* **Exercise brief**: Below are the records; collect from them each line containing the string "with".

Items listed in a dataset

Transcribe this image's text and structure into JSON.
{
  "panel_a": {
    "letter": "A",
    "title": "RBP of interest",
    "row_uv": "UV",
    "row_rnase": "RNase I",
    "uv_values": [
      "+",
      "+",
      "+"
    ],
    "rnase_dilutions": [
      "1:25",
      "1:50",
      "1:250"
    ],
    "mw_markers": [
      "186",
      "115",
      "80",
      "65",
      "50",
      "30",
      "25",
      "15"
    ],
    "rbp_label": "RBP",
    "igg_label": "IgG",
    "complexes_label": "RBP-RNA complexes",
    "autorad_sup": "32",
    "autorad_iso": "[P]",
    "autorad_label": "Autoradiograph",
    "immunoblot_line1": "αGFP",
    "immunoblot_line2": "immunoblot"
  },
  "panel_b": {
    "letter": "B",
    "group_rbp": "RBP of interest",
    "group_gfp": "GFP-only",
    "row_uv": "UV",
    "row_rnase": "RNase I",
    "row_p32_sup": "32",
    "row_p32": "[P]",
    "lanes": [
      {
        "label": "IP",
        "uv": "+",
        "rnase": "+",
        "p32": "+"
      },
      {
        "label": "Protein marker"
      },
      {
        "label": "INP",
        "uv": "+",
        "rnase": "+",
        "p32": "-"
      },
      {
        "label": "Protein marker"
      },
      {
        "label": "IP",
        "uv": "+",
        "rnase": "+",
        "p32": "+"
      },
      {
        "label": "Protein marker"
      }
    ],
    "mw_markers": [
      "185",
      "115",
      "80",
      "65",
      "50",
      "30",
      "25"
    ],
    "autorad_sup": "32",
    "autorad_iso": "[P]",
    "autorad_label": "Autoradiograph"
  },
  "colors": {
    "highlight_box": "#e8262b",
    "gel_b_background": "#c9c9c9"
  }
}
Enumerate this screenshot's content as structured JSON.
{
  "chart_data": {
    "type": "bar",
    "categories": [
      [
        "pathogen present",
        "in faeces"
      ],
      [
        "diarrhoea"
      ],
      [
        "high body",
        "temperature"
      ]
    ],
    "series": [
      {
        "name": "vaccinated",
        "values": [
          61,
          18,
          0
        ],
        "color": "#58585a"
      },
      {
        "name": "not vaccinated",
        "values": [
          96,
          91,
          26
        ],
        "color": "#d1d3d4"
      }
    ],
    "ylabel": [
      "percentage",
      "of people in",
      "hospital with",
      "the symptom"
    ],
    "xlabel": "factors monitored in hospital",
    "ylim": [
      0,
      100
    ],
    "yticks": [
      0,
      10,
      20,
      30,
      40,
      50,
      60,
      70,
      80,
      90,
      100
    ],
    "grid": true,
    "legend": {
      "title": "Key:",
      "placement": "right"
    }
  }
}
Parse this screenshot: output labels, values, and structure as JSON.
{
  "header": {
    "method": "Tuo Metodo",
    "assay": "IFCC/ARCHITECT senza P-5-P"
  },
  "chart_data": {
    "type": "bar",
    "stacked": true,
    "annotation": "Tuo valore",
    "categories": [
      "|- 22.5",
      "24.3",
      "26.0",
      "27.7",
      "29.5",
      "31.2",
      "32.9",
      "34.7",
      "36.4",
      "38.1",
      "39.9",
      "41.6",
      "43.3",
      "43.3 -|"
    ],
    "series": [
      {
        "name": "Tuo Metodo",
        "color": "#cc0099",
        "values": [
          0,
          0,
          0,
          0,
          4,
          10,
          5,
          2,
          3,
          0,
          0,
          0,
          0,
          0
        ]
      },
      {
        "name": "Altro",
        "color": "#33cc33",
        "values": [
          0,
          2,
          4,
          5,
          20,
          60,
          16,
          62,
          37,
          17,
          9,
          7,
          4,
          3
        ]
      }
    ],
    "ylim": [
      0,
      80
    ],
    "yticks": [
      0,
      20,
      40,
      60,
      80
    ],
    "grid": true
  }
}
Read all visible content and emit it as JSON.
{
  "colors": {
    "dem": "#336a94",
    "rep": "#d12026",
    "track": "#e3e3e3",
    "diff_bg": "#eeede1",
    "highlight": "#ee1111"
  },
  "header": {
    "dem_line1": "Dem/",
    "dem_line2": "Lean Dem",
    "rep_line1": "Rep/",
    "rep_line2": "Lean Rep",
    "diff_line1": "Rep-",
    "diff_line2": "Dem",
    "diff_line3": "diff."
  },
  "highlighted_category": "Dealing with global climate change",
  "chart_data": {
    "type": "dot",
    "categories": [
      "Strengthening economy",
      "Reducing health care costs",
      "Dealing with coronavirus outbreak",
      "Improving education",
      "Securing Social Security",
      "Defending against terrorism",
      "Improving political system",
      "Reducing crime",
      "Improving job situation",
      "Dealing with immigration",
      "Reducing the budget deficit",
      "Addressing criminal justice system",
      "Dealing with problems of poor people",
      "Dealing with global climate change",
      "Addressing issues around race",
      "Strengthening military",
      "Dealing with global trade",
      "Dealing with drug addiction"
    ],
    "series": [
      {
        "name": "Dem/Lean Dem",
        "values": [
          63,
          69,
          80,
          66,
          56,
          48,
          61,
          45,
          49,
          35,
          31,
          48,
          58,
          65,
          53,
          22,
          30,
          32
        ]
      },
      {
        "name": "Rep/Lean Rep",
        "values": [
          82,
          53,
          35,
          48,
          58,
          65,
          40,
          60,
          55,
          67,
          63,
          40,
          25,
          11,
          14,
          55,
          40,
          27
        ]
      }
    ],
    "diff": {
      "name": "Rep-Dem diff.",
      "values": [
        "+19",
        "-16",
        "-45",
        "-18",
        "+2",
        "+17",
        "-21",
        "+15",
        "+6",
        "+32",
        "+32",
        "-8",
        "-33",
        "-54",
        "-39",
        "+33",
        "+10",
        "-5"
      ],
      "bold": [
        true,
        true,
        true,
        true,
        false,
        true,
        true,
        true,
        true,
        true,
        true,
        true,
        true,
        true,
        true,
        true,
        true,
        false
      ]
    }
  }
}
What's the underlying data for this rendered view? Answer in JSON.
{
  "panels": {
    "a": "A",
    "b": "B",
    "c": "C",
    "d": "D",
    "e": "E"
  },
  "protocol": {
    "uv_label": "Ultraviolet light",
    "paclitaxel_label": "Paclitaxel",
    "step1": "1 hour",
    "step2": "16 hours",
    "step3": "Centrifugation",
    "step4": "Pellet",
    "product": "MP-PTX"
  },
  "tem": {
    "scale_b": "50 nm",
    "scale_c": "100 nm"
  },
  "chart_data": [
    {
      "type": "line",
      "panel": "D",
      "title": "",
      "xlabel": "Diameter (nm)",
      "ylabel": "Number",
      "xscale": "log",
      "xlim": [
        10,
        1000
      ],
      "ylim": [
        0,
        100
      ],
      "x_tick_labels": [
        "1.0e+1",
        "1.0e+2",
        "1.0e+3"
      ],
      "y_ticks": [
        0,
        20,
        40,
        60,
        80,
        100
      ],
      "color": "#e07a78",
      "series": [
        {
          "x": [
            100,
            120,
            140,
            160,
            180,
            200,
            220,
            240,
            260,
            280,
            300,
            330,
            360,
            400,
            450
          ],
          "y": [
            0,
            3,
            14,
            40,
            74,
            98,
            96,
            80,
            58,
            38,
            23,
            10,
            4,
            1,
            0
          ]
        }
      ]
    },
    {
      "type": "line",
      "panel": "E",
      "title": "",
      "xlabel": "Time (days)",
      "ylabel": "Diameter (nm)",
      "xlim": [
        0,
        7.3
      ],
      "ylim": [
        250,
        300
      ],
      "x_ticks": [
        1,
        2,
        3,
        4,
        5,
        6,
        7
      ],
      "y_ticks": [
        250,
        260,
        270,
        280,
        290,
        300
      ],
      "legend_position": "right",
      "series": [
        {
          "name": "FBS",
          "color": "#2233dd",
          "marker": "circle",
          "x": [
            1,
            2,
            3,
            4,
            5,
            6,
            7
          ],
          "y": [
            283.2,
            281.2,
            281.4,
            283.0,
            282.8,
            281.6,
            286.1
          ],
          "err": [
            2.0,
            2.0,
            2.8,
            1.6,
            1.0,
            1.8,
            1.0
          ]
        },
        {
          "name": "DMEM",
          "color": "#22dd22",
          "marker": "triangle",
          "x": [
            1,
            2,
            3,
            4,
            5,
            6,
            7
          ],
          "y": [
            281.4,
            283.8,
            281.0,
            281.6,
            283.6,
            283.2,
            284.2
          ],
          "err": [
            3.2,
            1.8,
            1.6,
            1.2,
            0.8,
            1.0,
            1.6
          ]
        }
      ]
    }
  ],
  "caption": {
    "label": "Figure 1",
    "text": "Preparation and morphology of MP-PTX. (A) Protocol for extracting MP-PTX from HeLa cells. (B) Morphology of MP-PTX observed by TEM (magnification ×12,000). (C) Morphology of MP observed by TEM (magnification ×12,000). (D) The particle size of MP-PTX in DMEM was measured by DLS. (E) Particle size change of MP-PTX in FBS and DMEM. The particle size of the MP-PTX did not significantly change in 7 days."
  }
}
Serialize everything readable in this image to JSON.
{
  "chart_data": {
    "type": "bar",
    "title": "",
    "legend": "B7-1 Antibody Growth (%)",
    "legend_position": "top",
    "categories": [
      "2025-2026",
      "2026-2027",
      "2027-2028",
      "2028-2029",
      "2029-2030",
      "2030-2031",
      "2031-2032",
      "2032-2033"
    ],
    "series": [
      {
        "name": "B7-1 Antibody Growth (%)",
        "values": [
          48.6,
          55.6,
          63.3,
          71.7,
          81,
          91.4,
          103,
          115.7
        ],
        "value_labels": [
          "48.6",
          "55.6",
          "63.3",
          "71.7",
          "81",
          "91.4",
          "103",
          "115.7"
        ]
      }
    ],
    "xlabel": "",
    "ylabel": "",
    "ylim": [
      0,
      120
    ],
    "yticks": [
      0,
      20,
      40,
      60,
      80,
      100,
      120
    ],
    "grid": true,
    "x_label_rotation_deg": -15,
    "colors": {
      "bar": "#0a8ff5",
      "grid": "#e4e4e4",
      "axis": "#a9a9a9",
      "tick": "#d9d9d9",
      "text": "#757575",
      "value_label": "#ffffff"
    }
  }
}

* **Answer box**:
      "hospital with",
  "highlighted_category": "Dealing with global climate change",
      "Dealing with coronavirus outbreak",
      "Dealing with immigration",
      "Dealing with problems of poor people",
      "Dealing with global climate change",
      "Dealing with global trade",
      "Dealing with drug addiction"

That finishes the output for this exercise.